═════ MATERIAL PROVIDED ═════

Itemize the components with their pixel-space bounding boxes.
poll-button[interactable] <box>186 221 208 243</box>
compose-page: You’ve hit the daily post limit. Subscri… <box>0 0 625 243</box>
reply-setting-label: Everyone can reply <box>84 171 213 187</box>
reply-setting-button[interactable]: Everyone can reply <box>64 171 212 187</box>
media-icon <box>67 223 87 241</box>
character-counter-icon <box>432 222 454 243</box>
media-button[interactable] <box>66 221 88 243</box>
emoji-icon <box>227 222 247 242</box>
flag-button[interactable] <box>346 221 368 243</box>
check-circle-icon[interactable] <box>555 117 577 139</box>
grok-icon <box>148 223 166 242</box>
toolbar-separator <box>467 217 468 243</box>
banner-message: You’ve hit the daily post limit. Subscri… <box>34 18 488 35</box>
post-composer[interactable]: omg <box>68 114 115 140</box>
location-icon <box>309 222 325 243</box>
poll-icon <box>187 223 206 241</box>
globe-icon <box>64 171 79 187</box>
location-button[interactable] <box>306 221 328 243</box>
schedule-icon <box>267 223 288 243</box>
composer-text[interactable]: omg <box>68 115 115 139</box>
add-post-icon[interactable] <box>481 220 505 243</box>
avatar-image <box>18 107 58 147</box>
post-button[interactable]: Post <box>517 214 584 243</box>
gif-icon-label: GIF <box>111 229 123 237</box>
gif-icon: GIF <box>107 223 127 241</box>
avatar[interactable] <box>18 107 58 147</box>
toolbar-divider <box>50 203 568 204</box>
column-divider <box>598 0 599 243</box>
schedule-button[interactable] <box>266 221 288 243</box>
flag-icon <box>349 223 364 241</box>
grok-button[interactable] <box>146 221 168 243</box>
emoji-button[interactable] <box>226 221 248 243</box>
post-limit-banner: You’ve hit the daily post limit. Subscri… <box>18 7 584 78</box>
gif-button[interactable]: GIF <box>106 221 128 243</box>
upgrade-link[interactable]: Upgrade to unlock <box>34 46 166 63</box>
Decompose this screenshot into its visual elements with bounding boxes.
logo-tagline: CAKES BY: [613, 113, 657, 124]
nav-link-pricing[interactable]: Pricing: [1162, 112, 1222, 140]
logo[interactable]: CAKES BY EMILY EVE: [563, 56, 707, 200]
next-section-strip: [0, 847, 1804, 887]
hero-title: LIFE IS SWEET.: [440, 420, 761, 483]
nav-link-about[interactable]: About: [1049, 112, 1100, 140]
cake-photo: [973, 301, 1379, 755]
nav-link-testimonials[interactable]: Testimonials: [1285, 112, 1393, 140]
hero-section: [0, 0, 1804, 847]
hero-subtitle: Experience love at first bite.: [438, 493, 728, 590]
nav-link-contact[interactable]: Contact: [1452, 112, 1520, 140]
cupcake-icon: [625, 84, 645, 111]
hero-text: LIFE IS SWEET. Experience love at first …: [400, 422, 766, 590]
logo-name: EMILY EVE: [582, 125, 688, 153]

═════
═════ MATERIAL PROVIDED ═════

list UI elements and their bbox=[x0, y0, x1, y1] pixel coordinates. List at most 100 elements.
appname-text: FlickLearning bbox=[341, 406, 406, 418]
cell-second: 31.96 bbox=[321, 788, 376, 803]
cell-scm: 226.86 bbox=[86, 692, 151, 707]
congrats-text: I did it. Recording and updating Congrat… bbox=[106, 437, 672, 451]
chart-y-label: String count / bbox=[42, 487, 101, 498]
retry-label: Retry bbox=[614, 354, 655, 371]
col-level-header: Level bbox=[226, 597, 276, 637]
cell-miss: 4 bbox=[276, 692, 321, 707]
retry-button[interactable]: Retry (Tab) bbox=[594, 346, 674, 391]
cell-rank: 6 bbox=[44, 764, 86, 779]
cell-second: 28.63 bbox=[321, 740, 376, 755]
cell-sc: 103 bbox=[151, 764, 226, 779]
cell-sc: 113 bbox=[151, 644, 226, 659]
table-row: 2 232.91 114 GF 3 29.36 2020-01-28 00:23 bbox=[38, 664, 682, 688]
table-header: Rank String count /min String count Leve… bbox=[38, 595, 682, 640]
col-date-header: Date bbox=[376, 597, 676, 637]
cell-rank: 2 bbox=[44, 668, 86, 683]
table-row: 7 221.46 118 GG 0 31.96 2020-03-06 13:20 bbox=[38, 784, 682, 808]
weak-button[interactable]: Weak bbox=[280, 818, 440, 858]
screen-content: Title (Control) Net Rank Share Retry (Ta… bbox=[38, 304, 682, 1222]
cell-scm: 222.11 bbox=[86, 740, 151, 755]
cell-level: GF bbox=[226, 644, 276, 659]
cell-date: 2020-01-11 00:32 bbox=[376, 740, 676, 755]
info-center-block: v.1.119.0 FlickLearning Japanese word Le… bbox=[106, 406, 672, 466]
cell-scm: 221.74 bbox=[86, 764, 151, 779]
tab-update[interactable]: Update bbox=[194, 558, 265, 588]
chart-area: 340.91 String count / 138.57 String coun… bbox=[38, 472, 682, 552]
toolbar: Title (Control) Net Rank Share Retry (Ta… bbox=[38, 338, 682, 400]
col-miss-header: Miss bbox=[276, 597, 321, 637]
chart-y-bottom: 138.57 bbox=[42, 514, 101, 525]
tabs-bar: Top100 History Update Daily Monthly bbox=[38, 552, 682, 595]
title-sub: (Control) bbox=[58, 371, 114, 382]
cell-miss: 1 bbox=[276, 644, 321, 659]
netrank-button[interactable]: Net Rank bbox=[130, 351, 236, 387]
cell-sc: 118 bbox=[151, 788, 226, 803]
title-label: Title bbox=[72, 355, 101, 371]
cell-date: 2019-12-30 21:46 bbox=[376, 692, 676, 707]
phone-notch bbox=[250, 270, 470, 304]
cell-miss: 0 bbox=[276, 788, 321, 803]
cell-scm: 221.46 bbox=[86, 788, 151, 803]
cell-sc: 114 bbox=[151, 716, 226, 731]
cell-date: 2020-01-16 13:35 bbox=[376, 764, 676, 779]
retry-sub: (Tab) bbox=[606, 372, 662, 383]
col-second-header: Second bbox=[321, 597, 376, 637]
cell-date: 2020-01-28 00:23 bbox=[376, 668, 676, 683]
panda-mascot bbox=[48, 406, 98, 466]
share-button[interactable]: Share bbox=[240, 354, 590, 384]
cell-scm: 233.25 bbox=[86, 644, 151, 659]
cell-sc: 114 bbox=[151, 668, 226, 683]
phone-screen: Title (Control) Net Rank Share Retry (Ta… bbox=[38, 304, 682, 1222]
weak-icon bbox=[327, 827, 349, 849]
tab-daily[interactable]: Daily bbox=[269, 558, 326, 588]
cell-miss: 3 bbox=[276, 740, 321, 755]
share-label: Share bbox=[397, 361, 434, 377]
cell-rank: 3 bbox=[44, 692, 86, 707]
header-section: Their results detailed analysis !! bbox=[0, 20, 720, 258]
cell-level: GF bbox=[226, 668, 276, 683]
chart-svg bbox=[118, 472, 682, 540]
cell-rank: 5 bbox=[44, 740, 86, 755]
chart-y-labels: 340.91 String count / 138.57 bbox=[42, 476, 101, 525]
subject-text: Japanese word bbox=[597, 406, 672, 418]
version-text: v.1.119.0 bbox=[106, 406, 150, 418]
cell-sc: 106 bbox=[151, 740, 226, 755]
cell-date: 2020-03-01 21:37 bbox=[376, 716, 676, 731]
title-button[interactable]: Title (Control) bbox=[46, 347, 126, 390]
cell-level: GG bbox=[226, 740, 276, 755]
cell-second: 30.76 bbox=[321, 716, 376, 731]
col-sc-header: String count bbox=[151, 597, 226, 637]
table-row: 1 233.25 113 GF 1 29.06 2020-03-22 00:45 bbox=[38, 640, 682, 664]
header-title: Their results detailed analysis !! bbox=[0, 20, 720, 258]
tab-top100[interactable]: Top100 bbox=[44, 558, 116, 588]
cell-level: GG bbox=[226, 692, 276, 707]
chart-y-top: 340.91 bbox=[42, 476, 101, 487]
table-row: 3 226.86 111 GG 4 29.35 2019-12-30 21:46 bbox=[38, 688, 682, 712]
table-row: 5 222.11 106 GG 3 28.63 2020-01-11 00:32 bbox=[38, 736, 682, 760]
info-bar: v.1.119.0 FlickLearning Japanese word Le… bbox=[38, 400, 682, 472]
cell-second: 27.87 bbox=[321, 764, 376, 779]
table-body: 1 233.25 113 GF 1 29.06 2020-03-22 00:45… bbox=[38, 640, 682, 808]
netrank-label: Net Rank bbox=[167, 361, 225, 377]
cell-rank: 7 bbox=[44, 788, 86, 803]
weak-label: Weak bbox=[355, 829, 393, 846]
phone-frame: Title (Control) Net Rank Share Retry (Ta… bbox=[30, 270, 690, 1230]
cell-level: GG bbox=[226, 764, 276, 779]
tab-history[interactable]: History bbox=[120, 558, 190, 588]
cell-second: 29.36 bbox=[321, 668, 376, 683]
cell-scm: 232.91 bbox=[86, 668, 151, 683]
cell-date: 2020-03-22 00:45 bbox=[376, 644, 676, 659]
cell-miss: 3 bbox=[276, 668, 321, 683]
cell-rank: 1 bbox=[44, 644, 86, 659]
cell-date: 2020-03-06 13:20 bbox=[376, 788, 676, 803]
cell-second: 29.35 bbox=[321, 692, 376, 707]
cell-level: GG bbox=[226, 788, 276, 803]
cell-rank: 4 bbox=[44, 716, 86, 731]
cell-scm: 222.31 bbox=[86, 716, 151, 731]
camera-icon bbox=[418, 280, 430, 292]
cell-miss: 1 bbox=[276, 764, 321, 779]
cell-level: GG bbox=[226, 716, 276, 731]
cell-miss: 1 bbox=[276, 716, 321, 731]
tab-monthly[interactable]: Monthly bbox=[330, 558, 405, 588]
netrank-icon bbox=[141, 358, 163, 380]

═════

■ **WHAT IS REQUIRED**
Rewrite everything from the line containing "Itemize the components" down to the line containing "compose-page: You’ve hit", changing "poll-button" to "vote-button" and leaving the rest untouched.

■ **ANSWER TO THIS EXERCISE**
Itemize the components with their pixel-space bounding boxes.
vote-button[interactable] <box>186 221 208 243</box>
compose-page: You’ve hit the daily post limit. Subscri… <box>0 0 625 243</box>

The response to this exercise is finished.